[Extracted records]
# # # # #
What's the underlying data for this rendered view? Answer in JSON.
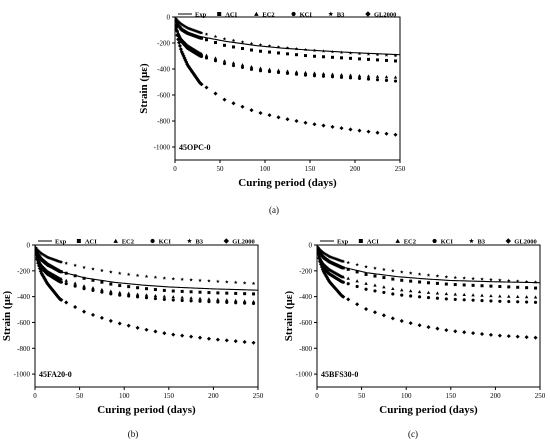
{
  "captions": [
    "(a)",
    "(b)",
    "(c)"
  ],
  "legend": {
    "entries": [
      {
        "label": "Exp",
        "marker": "line"
      },
      {
        "label": "ACI",
        "marker": "square"
      },
      {
        "label": "EC2",
        "marker": "triangle"
      },
      {
        "label": "KCI",
        "marker": "circle"
      },
      {
        "label": "B3",
        "marker": "star"
      },
      {
        "label": "GL2000",
        "marker": "diamond"
      }
    ]
  },
  "chart_data": [
    {
      "type": "line",
      "annotation": "45OPC-0",
      "caption": "(a)",
      "xlabel": "Curing period (days)",
      "ylabel": "Strain (με)",
      "xlim": [
        0,
        250
      ],
      "ylim": [
        -1100,
        0
      ],
      "xticks": [
        0,
        50,
        100,
        150,
        200,
        250
      ],
      "yticks": [
        0,
        -200,
        -400,
        -600,
        -800,
        -1000
      ],
      "grid": false,
      "legend_position": "top",
      "series": [
        {
          "name": "Exp",
          "marker": "line",
          "x": [
            0,
            1,
            3,
            7,
            14,
            28,
            56,
            90,
            120,
            150,
            200,
            250
          ],
          "values": [
            0,
            -38,
            -68,
            -95,
            -122,
            -150,
            -187,
            -220,
            -240,
            -255,
            -275,
            -290
          ]
        },
        {
          "name": "ACI",
          "marker": "square",
          "x": [
            1,
            3,
            7,
            14,
            28,
            56,
            90,
            120,
            150,
            200,
            250
          ],
          "values": [
            -25,
            -55,
            -95,
            -125,
            -160,
            -220,
            -260,
            -280,
            -300,
            -320,
            -340
          ]
        },
        {
          "name": "EC2",
          "marker": "triangle",
          "x": [
            1,
            3,
            7,
            14,
            28,
            56,
            90,
            120,
            150,
            200,
            250
          ],
          "values": [
            -60,
            -115,
            -170,
            -220,
            -280,
            -340,
            -390,
            -415,
            -430,
            -450,
            -465
          ]
        },
        {
          "name": "KCI",
          "marker": "circle",
          "x": [
            1,
            3,
            7,
            14,
            28,
            56,
            90,
            120,
            150,
            200,
            250
          ],
          "values": [
            -65,
            -125,
            -185,
            -240,
            -300,
            -360,
            -410,
            -430,
            -450,
            -470,
            -495
          ]
        },
        {
          "name": "B3",
          "marker": "star",
          "x": [
            1,
            3,
            7,
            14,
            28,
            56,
            90,
            120,
            150,
            200,
            250
          ],
          "values": [
            -12,
            -30,
            -55,
            -85,
            -120,
            -170,
            -210,
            -235,
            -255,
            -280,
            -300
          ]
        },
        {
          "name": "GL2000",
          "marker": "diamond",
          "x": [
            1,
            3,
            7,
            14,
            28,
            56,
            90,
            120,
            150,
            200,
            250
          ],
          "values": [
            -80,
            -160,
            -260,
            -370,
            -510,
            -640,
            -730,
            -780,
            -820,
            -870,
            -910
          ]
        }
      ]
    },
    {
      "type": "line",
      "annotation": "45FA20-0",
      "caption": "(b)",
      "xlabel": "Curing period (days)",
      "ylabel": "Strain (με)",
      "xlim": [
        0,
        250
      ],
      "ylim": [
        -1100,
        0
      ],
      "xticks": [
        0,
        50,
        100,
        150,
        200,
        250
      ],
      "yticks": [
        0,
        -200,
        -400,
        -600,
        -800,
        -1000
      ],
      "grid": false,
      "legend_position": "top",
      "series": [
        {
          "name": "Exp",
          "marker": "line",
          "x": [
            0,
            1,
            3,
            7,
            14,
            28,
            56,
            90,
            120,
            150,
            200,
            250
          ],
          "values": [
            0,
            -40,
            -80,
            -125,
            -165,
            -205,
            -255,
            -290,
            -310,
            -325,
            -340,
            -350
          ]
        },
        {
          "name": "ACI",
          "marker": "square",
          "x": [
            1,
            3,
            7,
            14,
            28,
            56,
            90,
            120,
            150,
            200,
            250
          ],
          "values": [
            -30,
            -65,
            -110,
            -150,
            -205,
            -260,
            -310,
            -335,
            -355,
            -370,
            -380
          ]
        },
        {
          "name": "EC2",
          "marker": "triangle",
          "x": [
            1,
            3,
            7,
            14,
            28,
            56,
            90,
            120,
            150,
            200,
            250
          ],
          "values": [
            -50,
            -100,
            -155,
            -205,
            -260,
            -320,
            -365,
            -385,
            -400,
            -420,
            -440
          ]
        },
        {
          "name": "KCI",
          "marker": "circle",
          "x": [
            1,
            3,
            7,
            14,
            28,
            56,
            90,
            120,
            150,
            200,
            250
          ],
          "values": [
            -55,
            -115,
            -175,
            -225,
            -285,
            -340,
            -385,
            -405,
            -425,
            -440,
            -455
          ]
        },
        {
          "name": "B3",
          "marker": "star",
          "x": [
            1,
            3,
            7,
            14,
            28,
            56,
            90,
            120,
            150,
            200,
            250
          ],
          "values": [
            -20,
            -40,
            -65,
            -95,
            -130,
            -175,
            -215,
            -240,
            -260,
            -280,
            -300
          ]
        },
        {
          "name": "GL2000",
          "marker": "diamond",
          "x": [
            1,
            3,
            7,
            14,
            28,
            56,
            90,
            120,
            150,
            200,
            250
          ],
          "values": [
            -60,
            -130,
            -215,
            -300,
            -420,
            -520,
            -600,
            -650,
            -690,
            -730,
            -760
          ]
        }
      ]
    },
    {
      "type": "line",
      "annotation": "45BFS30-0",
      "caption": "(c)",
      "xlabel": "Curing period (days)",
      "ylabel": "Strain (με)",
      "xlim": [
        0,
        250
      ],
      "ylim": [
        -1100,
        0
      ],
      "xticks": [
        0,
        50,
        100,
        150,
        200,
        250
      ],
      "yticks": [
        0,
        -200,
        -400,
        -600,
        -800,
        -1000
      ],
      "grid": false,
      "legend_position": "top",
      "series": [
        {
          "name": "Exp",
          "marker": "line",
          "x": [
            0,
            1,
            3,
            7,
            14,
            28,
            56,
            90,
            120,
            150,
            200,
            250
          ],
          "values": [
            0,
            -35,
            -65,
            -100,
            -135,
            -170,
            -215,
            -245,
            -262,
            -275,
            -285,
            -292
          ]
        },
        {
          "name": "ACI",
          "marker": "square",
          "x": [
            1,
            3,
            7,
            14,
            28,
            56,
            90,
            120,
            150,
            200,
            250
          ],
          "values": [
            -25,
            -55,
            -95,
            -130,
            -175,
            -230,
            -270,
            -290,
            -305,
            -320,
            -335
          ]
        },
        {
          "name": "EC2",
          "marker": "triangle",
          "x": [
            1,
            3,
            7,
            14,
            28,
            56,
            90,
            120,
            150,
            200,
            250
          ],
          "values": [
            -45,
            -95,
            -145,
            -190,
            -245,
            -300,
            -345,
            -365,
            -380,
            -395,
            -405
          ]
        },
        {
          "name": "KCI",
          "marker": "circle",
          "x": [
            1,
            3,
            7,
            14,
            28,
            56,
            90,
            120,
            150,
            200,
            250
          ],
          "values": [
            -55,
            -115,
            -175,
            -225,
            -285,
            -345,
            -385,
            -405,
            -420,
            -435,
            -445
          ]
        },
        {
          "name": "B3",
          "marker": "star",
          "x": [
            1,
            3,
            7,
            14,
            28,
            56,
            90,
            120,
            150,
            200,
            250
          ],
          "values": [
            -15,
            -35,
            -60,
            -90,
            -125,
            -170,
            -205,
            -230,
            -250,
            -270,
            -290
          ]
        },
        {
          "name": "GL2000",
          "marker": "diamond",
          "x": [
            1,
            3,
            7,
            14,
            28,
            56,
            90,
            120,
            150,
            200,
            250
          ],
          "values": [
            -55,
            -120,
            -200,
            -285,
            -395,
            -500,
            -580,
            -630,
            -665,
            -700,
            -720
          ]
        }
      ]
    }
  ]
}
# # # # #
Aim of the task: Pictures in the records should not appear in your copy, but everything else must be transcribed exactly.

Exercise result:
What's the underlying data for this rendered view? Answer in JSON.
{
  "captions": [
    "(a)",
    "(b)",
    "(c)"
  ],
  "legend": {
    "entries": [
      {
        "label": "Exp",
        "marker": "line"
      },
      {
        "label": "ACI",
        "marker": "square"
      },
      {
        "label": "EC2",
        "marker": "triangle"
      },
      {
        "label": "KCI",
        "marker": "circle"
      },
      {
        "label": "B3",
        "marker": "star"
      },
      {
        "label": "GL2000",
        "marker": "diamond"
      }
    ]
  },
  "chart_data": [
    {
      "type": "line",
      "annotation": "45OPC-0",
      "caption": "(a)",
      "xlabel": "Curing period (days)",
      "ylabel": "Strain (με)",
      "xlim": [
        0,
        250
      ],
      "ylim": [
        -1100,
        0
      ],
      "xticks": [
        0,
        50,
        100,
        150,
        200,
        250
      ],
      "yticks": [
        0,
        -200,
        -400,
        -600,
        -800,
        -1000
      ],
      "grid": false,
      "legend_position": "top",
      "series": [
        {
          "name": "Exp",
          "marker": "line",
          "x": [
            0,
            1,
            3,
            7,
            14,
            28,
            56,
            90,
            120,
            150,
            200,
            250
          ],
          "values": [
            0,
            -38,
            -68,
            -95,
            -122,
            -150,
            -187,
            -220,
            -240,
            -255,
            -275,
            -290
          ]
        },
        {
          "name": "ACI",
          "marker": "square",
          "x": [
            1,
            3,
            7,
            14,
            28,
            56,
            90,
            120,
            150,
            200,
            250
          ],
          "values": [
            -25,
            -55,
            -95,
            -125,
            -160,
            -220,
            -260,
            -280,
            -300,
            -320,
            -340
          ]
        },
        {
          "name": "EC2",
          "marker": "triangle",
          "x": [
            1,
            3,
            7,
            14,
            28,
            56,
            90,
            120,
            150,
            200,
            250
          ],
          "values": [
            -60,
            -115,
            -170,
            -220,
            -280,
            -340,
            -390,
            -415,
            -430,
            -450,
            -465
          ]
        },
        {
          "name": "KCI",
          "marker": "circle",
          "x": [
            1,
            3,
            7,
            14,
            28,
            56,
            90,
            120,
            150,
            200,
            250
          ],
          "values": [
            -65,
            -125,
            -185,
            -240,
            -300,
            -360,
            -410,
            -430,
            -450,
            -470,
            -495
          ]
        },
        {
          "name": "B3",
          "marker": "star",
          "x": [
            1,
            3,
            7,
            14,
            28,
            56,
            90,
            120,
            150,
            200,
            250
          ],
          "values": [
            -12,
            -30,
            -55,
            -85,
            -120,
            -170,
            -210,
            -235,
            -255,
            -280,
            -300
          ]
        },
        {
          "name": "GL2000",
          "marker": "diamond",
          "x": [
            1,
            3,
            7,
            14,
            28,
            56,
            90,
            120,
            150,
            200,
            250
          ],
          "values": [
            -80,
            -160,
            -260,
            -370,
            -510,
            -640,
            -730,
            -780,
            -820,
            -870,
            -910
          ]
        }
      ]
    },
    {
      "type": "line",
      "annotation": "45FA20-0",
      "caption": "(b)",
      "xlabel": "Curing period (days)",
      "ylabel": "Strain (με)",
      "xlim": [
        0,
        250
      ],
      "ylim": [
        -1100,
        0
      ],
      "xticks": [
        0,
        50,
        100,
        150,
        200,
        250
      ],
      "yticks": [
        0,
        -200,
        -400,
        -600,
        -800,
        -1000
      ],
      "grid": false,
      "legend_position": "top",
      "series": [
        {
          "name": "Exp",
          "marker": "line",
          "x": [
            0,
            1,
            3,
            7,
            14,
            28,
            56,
            90,
            120,
            150,
            200,
            250
          ],
          "values": [
            0,
            -40,
            -80,
            -125,
            -165,
            -205,
            -255,
            -290,
            -310,
            -325,
            -340,
            -350
          ]
        },
        {
          "name": "ACI",
          "marker": "square",
          "x": [
            1,
            3,
            7,
            14,
            28,
            56,
            90,
            120,
            150,
            200,
            250
          ],
          "values": [
            -30,
            -65,
            -110,
            -150,
            -205,
            -260,
            -310,
            -335,
            -355,
            -370,
            -380
          ]
        },
        {
          "name": "EC2",
          "marker": "triangle",
          "x": [
            1,
            3,
            7,
            14,
            28,
            56,
            90,
            120,
            150,
            200,
            250
          ],
          "values": [
            -50,
            -100,
            -155,
            -205,
            -260,
            -320,
            -365,
            -385,
            -400,
            -420,
            -440
          ]
        },
        {
          "name": "KCI",
          "marker": "circle",
          "x": [
            1,
            3,
            7,
            14,
            28,
            56,
            90,
            120,
            150,
            200,
            250
          ],
          "values": [
            -55,
            -115,
            -175,
            -225,
            -285,
            -340,
            -385,
            -405,
            -425,
            -440,
            -455
          ]
        },
        {
          "name": "B3",
          "marker": "star",
          "x": [
            1,
            3,
            7,
            14,
            28,
            56,
            90,
            120,
            150,
            200,
            250
          ],
          "values": [
            -20,
            -40,
            -65,
            -95,
            -130,
            -175,
            -215,
            -240,
            -260,
            -280,
            -300
          ]
        },
        {
          "name": "GL2000",
          "marker": "diamond",
          "x": [
            1,
            3,
            7,
            14,
            28,
            56,
            90,
            120,
            150,
            200,
            250
          ],
          "values": [
            -60,
            -130,
            -215,
            -300,
            -420,
            -520,
            -600,
            -650,
            -690,
            -730,
            -760
          ]
        }
      ]
    },
    {
      "type": "line",
      "annotation": "45BFS30-0",
      "caption": "(c)",
      "xlabel": "Curing period (days)",
      "ylabel": "Strain (με)",
      "xlim": [
        0,
        250
      ],
      "ylim": [
        -1100,
        0
      ],
      "xticks": [
        0,
        50,
        100,
        150,
        200,
        250
      ],
      "yticks": [
        0,
        -200,
        -400,
        -600,
        -800,
        -1000
      ],
      "grid": false,
      "legend_position": "top",
      "series": [
        {
          "name": "Exp",
          "marker": "line",
          "x": [
            0,
            1,
            3,
            7,
            14,
            28,
            56,
            90,
            120,
            150,
            200,
            250
          ],
          "values": [
            0,
            -35,
            -65,
            -100,
            -135,
            -170,
            -215,
            -245,
            -262,
            -275,
            -285,
            -292
          ]
        },
        {
          "name": "ACI",
          "marker": "square",
          "x": [
            1,
            3,
            7,
            14,
            28,
            56,
            90,
            120,
            150,
            200,
            250
          ],
          "values": [
            -25,
            -55,
            -95,
            -130,
            -175,
            -230,
            -270,
            -290,
            -305,
            -320,
            -335
          ]
        },
        {
          "name": "EC2",
          "marker": "triangle",
          "x": [
            1,
            3,
            7,
            14,
            28,
            56,
            90,
            120,
            150,
            200,
            250
          ],
          "values": [
            -45,
            -95,
            -145,
            -190,
            -245,
            -300,
            -345,
            -365,
            -380,
            -395,
            -405
          ]
        },
        {
          "name": "KCI",
          "marker": "circle",
          "x": [
            1,
            3,
            7,
            14,
            28,
            56,
            90,
            120,
            150,
            200,
            250
          ],
          "values": [
            -55,
            -115,
            -175,
            -225,
            -285,
            -345,
            -385,
            -405,
            -420,
            -435,
            -445
          ]
        },
        {
          "name": "B3",
          "marker": "star",
          "x": [
            1,
            3,
            7,
            14,
            28,
            56,
            90,
            120,
            150,
            200,
            250
          ],
          "values": [
            -15,
            -35,
            -60,
            -90,
            -125,
            -170,
            -205,
            -230,
            -250,
            -270,
            -290
          ]
        },
        {
          "name": "GL2000",
          "marker": "diamond",
          "x": [
            1,
            3,
            7,
            14,
            28,
            56,
            90,
            120,
            150,
            200,
            250
          ],
          "values": [
            -55,
            -120,
            -200,
            -285,
            -395,
            -500,
            -580,
            -630,
            -665,
            -700,
            -720
          ]
        }
      ]
    }
  ]
}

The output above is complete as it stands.